GIVEN REQUEST: Every line that holds "this" should be shown.

THE RECORDS:
————————
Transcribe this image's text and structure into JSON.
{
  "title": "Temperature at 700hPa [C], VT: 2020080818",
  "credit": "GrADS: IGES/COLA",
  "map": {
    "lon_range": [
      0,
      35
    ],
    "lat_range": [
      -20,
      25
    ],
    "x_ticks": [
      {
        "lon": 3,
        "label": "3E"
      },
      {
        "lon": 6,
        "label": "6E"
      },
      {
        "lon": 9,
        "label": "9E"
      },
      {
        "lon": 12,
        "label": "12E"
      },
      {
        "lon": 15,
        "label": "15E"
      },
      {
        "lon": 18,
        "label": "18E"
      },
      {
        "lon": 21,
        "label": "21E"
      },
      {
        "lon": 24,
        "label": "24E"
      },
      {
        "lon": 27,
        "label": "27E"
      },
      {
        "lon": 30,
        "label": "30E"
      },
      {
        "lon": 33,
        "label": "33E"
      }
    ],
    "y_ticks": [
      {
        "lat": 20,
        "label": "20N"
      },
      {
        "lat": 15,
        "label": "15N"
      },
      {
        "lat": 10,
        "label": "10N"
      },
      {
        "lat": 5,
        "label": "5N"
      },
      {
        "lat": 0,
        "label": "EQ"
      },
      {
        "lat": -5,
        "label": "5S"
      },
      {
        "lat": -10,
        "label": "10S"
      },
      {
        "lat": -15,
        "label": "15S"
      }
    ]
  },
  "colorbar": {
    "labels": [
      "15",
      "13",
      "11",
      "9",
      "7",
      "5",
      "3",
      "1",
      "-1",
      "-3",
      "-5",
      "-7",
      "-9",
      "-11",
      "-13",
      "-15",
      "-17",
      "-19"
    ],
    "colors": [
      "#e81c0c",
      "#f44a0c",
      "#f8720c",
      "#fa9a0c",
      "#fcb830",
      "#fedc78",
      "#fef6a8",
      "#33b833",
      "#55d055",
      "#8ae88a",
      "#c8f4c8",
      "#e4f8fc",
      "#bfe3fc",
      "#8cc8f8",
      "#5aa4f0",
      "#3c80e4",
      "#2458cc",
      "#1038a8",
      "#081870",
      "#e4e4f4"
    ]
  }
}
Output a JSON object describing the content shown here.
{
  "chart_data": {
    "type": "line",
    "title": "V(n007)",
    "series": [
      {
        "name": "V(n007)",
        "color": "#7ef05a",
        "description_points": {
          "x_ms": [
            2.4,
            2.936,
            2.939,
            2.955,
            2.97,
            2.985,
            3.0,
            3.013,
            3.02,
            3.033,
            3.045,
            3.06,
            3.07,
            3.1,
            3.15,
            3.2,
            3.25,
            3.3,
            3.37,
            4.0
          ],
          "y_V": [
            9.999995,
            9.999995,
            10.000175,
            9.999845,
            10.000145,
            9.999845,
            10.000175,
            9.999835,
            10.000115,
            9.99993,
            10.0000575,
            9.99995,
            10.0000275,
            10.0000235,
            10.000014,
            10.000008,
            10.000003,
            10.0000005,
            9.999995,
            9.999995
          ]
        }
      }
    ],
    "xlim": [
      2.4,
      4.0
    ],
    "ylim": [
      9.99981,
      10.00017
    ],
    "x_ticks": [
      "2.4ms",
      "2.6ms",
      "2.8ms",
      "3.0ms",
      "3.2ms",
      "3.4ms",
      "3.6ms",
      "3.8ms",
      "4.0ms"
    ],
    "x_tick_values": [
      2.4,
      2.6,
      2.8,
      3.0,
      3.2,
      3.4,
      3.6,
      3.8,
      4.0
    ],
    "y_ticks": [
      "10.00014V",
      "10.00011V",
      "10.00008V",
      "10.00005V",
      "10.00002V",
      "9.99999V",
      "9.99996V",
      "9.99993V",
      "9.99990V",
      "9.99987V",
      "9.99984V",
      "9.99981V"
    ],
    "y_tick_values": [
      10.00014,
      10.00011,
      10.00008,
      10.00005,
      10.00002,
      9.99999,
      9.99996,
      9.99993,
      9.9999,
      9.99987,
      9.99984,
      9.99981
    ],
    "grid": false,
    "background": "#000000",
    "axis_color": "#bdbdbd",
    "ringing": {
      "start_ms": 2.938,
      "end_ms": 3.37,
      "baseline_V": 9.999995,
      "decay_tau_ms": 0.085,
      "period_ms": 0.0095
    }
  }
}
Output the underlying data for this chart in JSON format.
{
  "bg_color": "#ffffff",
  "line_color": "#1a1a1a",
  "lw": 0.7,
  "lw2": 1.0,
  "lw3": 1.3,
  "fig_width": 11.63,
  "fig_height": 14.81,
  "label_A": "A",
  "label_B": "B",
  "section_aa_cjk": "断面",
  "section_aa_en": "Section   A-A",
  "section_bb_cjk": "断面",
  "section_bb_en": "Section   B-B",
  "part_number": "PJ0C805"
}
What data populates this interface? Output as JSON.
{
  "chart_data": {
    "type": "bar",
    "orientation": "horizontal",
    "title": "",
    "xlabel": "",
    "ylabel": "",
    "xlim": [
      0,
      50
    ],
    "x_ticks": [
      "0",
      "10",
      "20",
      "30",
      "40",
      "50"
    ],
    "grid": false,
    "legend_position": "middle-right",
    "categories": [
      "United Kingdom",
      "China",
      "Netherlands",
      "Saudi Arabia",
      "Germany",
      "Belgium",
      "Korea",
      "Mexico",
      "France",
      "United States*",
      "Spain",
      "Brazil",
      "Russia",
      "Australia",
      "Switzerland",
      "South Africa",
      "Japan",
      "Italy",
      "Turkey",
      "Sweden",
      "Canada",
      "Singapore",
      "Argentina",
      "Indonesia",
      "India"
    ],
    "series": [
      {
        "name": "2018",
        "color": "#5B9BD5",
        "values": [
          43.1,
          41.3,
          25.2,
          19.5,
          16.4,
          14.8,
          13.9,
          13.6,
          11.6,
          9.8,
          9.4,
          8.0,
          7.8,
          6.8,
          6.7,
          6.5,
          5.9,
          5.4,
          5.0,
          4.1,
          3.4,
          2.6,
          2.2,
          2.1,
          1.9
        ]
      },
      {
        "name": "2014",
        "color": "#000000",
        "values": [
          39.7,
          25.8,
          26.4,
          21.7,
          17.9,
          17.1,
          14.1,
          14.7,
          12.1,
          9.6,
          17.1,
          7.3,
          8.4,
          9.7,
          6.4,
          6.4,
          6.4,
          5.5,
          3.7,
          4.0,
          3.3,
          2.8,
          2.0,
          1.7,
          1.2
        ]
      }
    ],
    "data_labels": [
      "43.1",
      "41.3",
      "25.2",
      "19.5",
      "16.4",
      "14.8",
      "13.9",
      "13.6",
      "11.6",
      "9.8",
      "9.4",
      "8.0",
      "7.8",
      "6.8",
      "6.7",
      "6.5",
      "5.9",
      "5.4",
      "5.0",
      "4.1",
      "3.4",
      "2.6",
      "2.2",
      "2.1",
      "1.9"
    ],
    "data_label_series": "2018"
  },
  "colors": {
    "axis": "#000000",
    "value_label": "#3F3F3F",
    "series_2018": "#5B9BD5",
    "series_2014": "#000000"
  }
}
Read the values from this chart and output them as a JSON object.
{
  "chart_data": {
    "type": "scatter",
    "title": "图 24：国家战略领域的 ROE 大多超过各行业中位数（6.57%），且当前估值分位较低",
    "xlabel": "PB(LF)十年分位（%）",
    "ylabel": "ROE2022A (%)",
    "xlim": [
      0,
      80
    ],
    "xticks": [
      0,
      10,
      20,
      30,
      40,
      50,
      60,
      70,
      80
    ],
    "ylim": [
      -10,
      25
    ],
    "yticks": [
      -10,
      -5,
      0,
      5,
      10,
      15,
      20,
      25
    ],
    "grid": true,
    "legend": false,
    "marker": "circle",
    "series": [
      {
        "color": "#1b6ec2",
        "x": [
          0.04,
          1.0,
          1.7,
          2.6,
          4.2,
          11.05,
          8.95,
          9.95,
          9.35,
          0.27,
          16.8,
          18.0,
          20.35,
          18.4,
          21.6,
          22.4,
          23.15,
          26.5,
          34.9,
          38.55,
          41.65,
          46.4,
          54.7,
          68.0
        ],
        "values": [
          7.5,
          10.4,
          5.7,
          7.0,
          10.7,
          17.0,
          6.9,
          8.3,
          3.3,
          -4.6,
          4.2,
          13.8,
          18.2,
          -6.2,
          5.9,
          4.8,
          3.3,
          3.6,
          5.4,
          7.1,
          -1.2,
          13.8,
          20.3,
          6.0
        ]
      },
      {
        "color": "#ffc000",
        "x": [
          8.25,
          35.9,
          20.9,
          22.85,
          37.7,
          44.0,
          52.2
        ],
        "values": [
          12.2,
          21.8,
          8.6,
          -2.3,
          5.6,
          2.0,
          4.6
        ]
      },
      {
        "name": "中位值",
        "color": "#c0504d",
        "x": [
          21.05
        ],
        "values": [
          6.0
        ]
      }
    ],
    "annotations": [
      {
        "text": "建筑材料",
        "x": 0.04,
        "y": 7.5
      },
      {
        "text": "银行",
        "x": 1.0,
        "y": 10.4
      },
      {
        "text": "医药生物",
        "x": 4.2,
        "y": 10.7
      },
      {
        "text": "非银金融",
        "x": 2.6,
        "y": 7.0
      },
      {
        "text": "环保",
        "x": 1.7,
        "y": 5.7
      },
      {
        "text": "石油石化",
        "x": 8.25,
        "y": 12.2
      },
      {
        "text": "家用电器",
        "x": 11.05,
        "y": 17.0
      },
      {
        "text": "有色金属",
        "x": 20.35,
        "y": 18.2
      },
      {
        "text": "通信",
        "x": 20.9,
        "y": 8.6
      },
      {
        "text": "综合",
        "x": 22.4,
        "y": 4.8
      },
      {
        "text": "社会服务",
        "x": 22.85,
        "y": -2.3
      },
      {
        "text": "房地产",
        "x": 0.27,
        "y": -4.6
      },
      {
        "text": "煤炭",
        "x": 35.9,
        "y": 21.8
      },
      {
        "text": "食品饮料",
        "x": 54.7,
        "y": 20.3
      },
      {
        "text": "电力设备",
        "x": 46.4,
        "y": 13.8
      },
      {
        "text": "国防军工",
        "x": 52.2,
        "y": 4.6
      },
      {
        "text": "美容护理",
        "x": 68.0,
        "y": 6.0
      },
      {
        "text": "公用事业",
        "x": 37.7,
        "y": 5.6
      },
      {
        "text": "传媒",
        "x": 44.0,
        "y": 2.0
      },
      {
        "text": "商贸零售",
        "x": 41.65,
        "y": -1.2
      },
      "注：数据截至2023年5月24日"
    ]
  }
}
————————
SOLUTION TO THE EXERCISE:
Transcribe this image's text and structure into JSON.
Output the underlying data for this chart in JSON format.
What data populates this interface? Output as JSON.
Read the values from this chart and output them as a JSON object.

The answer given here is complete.